## EXERCISE REQUIREMENTS
A verbatim copy of the records is required, with all pictures left out.

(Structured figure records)
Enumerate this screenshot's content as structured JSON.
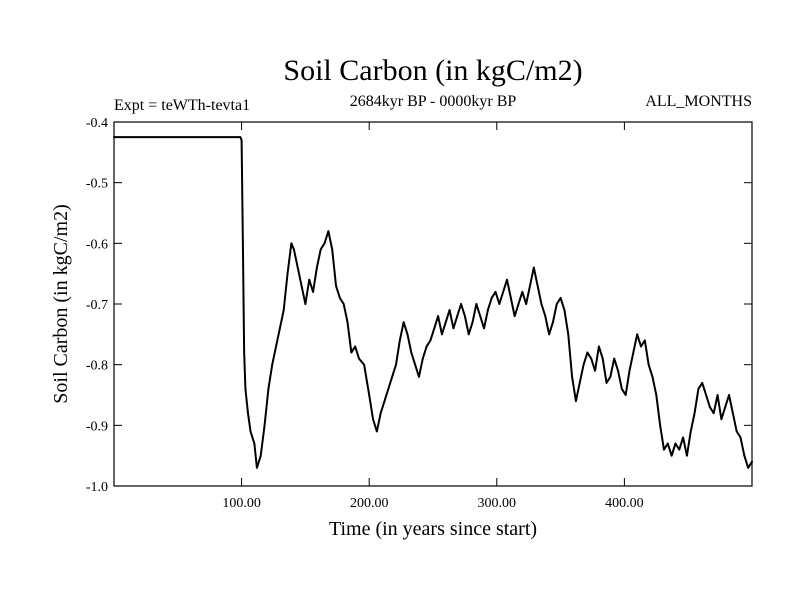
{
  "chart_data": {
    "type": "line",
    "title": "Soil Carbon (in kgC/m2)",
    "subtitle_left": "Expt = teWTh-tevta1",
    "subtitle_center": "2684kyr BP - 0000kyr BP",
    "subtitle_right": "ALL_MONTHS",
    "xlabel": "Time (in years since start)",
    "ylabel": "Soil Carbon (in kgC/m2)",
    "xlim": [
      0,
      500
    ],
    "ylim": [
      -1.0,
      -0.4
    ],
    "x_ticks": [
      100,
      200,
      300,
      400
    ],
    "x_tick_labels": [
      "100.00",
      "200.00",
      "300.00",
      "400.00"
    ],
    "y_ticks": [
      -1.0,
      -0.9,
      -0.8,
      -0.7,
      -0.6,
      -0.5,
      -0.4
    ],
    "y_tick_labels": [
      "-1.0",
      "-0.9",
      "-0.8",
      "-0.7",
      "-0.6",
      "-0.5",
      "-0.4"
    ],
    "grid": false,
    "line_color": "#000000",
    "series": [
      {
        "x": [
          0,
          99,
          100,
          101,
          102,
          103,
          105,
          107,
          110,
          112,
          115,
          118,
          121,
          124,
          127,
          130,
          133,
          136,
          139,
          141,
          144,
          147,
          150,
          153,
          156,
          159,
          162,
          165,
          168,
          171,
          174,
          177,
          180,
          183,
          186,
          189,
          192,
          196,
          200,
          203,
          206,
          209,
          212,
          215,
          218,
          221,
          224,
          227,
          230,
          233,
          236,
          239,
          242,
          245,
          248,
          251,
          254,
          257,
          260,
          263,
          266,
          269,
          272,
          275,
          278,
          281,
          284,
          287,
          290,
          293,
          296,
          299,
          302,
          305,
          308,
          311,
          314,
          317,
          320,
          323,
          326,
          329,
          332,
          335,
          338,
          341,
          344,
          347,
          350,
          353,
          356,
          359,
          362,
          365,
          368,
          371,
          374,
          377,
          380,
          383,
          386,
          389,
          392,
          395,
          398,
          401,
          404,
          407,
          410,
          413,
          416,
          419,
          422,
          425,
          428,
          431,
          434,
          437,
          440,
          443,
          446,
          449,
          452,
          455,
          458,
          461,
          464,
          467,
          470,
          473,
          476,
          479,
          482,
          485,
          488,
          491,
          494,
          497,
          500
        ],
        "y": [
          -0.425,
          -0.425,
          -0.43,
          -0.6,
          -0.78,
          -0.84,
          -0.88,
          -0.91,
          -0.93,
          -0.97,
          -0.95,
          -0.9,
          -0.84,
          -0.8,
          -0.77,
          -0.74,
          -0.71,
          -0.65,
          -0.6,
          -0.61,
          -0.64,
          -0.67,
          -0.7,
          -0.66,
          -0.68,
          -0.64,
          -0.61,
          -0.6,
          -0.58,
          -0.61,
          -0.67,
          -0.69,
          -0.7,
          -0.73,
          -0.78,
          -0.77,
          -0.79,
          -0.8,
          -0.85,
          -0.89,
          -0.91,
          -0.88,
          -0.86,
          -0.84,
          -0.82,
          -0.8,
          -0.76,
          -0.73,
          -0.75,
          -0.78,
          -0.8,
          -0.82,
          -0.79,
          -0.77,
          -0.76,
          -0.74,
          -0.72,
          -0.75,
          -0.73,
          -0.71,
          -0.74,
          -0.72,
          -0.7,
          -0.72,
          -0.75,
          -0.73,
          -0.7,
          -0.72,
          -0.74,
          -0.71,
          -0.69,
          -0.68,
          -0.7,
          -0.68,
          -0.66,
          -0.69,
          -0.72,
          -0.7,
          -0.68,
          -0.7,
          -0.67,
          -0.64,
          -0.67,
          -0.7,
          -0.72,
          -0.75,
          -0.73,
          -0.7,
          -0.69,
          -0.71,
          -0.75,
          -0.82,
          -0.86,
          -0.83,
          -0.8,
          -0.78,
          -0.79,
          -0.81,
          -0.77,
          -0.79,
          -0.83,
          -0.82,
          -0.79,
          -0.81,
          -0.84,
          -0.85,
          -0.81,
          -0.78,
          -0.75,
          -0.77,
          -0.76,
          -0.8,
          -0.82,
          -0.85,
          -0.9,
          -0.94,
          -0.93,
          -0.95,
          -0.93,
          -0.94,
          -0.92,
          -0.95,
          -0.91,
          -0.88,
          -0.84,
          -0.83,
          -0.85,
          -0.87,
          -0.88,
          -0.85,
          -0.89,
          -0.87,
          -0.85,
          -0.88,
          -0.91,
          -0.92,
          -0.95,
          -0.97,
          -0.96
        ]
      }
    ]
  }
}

## RESULT FOR THIS TASK
Enumerate this screenshot's content as structured JSON.
{
  "chart_data": {
    "type": "line",
    "title": "Soil Carbon (in kgC/m2)",
    "subtitle_left": "Expt = teWTh-tevta1",
    "subtitle_center": "2684kyr BP - 0000kyr BP",
    "subtitle_right": "ALL_MONTHS",
    "xlabel": "Time (in years since start)",
    "ylabel": "Soil Carbon (in kgC/m2)",
    "xlim": [
      0,
      500
    ],
    "ylim": [
      -1.0,
      -0.4
    ],
    "x_ticks": [
      100,
      200,
      300,
      400
    ],
    "x_tick_labels": [
      "100.00",
      "200.00",
      "300.00",
      "400.00"
    ],
    "y_ticks": [
      -1.0,
      -0.9,
      -0.8,
      -0.7,
      -0.6,
      -0.5,
      -0.4
    ],
    "y_tick_labels": [
      "-1.0",
      "-0.9",
      "-0.8",
      "-0.7",
      "-0.6",
      "-0.5",
      "-0.4"
    ],
    "grid": false,
    "line_color": "#000000",
    "series": [
      {
        "x": [
          0,
          99,
          100,
          101,
          102,
          103,
          105,
          107,
          110,
          112,
          115,
          118,
          121,
          124,
          127,
          130,
          133,
          136,
          139,
          141,
          144,
          147,
          150,
          153,
          156,
          159,
          162,
          165,
          168,
          171,
          174,
          177,
          180,
          183,
          186,
          189,
          192,
          196,
          200,
          203,
          206,
          209,
          212,
          215,
          218,
          221,
          224,
          227,
          230,
          233,
          236,
          239,
          242,
          245,
          248,
          251,
          254,
          257,
          260,
          263,
          266,
          269,
          272,
          275,
          278,
          281,
          284,
          287,
          290,
          293,
          296,
          299,
          302,
          305,
          308,
          311,
          314,
          317,
          320,
          323,
          326,
          329,
          332,
          335,
          338,
          341,
          344,
          347,
          350,
          353,
          356,
          359,
          362,
          365,
          368,
          371,
          374,
          377,
          380,
          383,
          386,
          389,
          392,
          395,
          398,
          401,
          404,
          407,
          410,
          413,
          416,
          419,
          422,
          425,
          428,
          431,
          434,
          437,
          440,
          443,
          446,
          449,
          452,
          455,
          458,
          461,
          464,
          467,
          470,
          473,
          476,
          479,
          482,
          485,
          488,
          491,
          494,
          497,
          500
        ],
        "y": [
          -0.425,
          -0.425,
          -0.43,
          -0.6,
          -0.78,
          -0.84,
          -0.88,
          -0.91,
          -0.93,
          -0.97,
          -0.95,
          -0.9,
          -0.84,
          -0.8,
          -0.77,
          -0.74,
          -0.71,
          -0.65,
          -0.6,
          -0.61,
          -0.64,
          -0.67,
          -0.7,
          -0.66,
          -0.68,
          -0.64,
          -0.61,
          -0.6,
          -0.58,
          -0.61,
          -0.67,
          -0.69,
          -0.7,
          -0.73,
          -0.78,
          -0.77,
          -0.79,
          -0.8,
          -0.85,
          -0.89,
          -0.91,
          -0.88,
          -0.86,
          -0.84,
          -0.82,
          -0.8,
          -0.76,
          -0.73,
          -0.75,
          -0.78,
          -0.8,
          -0.82,
          -0.79,
          -0.77,
          -0.76,
          -0.74,
          -0.72,
          -0.75,
          -0.73,
          -0.71,
          -0.74,
          -0.72,
          -0.7,
          -0.72,
          -0.75,
          -0.73,
          -0.7,
          -0.72,
          -0.74,
          -0.71,
          -0.69,
          -0.68,
          -0.7,
          -0.68,
          -0.66,
          -0.69,
          -0.72,
          -0.7,
          -0.68,
          -0.7,
          -0.67,
          -0.64,
          -0.67,
          -0.7,
          -0.72,
          -0.75,
          -0.73,
          -0.7,
          -0.69,
          -0.71,
          -0.75,
          -0.82,
          -0.86,
          -0.83,
          -0.8,
          -0.78,
          -0.79,
          -0.81,
          -0.77,
          -0.79,
          -0.83,
          -0.82,
          -0.79,
          -0.81,
          -0.84,
          -0.85,
          -0.81,
          -0.78,
          -0.75,
          -0.77,
          -0.76,
          -0.8,
          -0.82,
          -0.85,
          -0.9,
          -0.94,
          -0.93,
          -0.95,
          -0.93,
          -0.94,
          -0.92,
          -0.95,
          -0.91,
          -0.88,
          -0.84,
          -0.83,
          -0.85,
          -0.87,
          -0.88,
          -0.85,
          -0.89,
          -0.87,
          -0.85,
          -0.88,
          -0.91,
          -0.92,
          -0.95,
          -0.97,
          -0.96
        ]
      }
    ]
  }
}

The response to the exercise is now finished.